## TASK
Count the lines in the listing below that contain the string "series", treating uppercase and lowercase as different. Give only the number.

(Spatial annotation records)
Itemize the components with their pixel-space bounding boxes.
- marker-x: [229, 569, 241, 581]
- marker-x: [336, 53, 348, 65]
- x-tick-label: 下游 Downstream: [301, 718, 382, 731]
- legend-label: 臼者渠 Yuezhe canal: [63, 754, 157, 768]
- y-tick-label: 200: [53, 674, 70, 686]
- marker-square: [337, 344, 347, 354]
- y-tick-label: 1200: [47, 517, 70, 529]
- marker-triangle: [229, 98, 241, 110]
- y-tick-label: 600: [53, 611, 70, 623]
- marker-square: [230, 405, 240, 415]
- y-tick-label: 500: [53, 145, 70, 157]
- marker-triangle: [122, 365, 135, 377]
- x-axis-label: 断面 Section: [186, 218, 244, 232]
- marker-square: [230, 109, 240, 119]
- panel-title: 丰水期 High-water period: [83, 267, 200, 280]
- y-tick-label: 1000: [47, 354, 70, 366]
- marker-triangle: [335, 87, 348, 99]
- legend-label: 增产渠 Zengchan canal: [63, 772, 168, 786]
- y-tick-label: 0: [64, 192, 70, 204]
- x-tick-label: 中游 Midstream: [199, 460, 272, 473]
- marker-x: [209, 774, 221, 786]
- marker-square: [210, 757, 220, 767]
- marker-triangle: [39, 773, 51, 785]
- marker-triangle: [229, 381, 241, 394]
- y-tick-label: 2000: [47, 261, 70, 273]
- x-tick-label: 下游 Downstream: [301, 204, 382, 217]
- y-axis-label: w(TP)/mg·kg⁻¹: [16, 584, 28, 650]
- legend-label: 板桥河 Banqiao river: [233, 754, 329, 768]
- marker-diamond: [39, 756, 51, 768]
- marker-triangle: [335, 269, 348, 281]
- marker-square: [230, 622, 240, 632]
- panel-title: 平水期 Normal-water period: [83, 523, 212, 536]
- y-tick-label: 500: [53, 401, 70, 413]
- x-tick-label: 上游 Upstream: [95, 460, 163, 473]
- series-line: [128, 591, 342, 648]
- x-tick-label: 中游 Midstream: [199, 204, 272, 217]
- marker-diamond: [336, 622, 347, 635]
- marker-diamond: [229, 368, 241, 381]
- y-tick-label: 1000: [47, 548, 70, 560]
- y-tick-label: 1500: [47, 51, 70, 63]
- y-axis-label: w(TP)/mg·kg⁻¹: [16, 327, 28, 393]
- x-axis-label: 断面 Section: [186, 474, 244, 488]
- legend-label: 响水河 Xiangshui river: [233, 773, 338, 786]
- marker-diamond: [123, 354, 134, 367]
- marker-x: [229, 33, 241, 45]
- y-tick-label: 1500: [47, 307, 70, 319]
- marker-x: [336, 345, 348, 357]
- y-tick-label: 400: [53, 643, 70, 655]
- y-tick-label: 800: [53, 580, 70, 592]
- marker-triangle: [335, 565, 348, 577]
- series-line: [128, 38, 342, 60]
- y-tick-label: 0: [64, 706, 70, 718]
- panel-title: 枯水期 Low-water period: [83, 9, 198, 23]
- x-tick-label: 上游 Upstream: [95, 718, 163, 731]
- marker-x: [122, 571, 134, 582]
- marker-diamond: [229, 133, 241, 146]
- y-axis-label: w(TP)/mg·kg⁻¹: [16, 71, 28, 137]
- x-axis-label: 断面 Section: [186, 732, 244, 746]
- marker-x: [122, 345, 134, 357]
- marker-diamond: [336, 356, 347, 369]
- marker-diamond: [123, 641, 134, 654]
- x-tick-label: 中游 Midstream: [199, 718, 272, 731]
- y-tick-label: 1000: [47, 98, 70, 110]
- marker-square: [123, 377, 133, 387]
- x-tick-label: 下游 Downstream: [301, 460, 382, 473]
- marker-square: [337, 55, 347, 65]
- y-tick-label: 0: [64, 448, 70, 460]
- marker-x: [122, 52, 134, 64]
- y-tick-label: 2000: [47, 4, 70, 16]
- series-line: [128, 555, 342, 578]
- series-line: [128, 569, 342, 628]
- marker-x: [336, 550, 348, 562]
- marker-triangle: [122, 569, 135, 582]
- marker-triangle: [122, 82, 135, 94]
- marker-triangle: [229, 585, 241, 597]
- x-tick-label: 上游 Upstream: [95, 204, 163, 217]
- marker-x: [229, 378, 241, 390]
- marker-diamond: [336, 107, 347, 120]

## SOLUTION TO THIS PROBLEM
4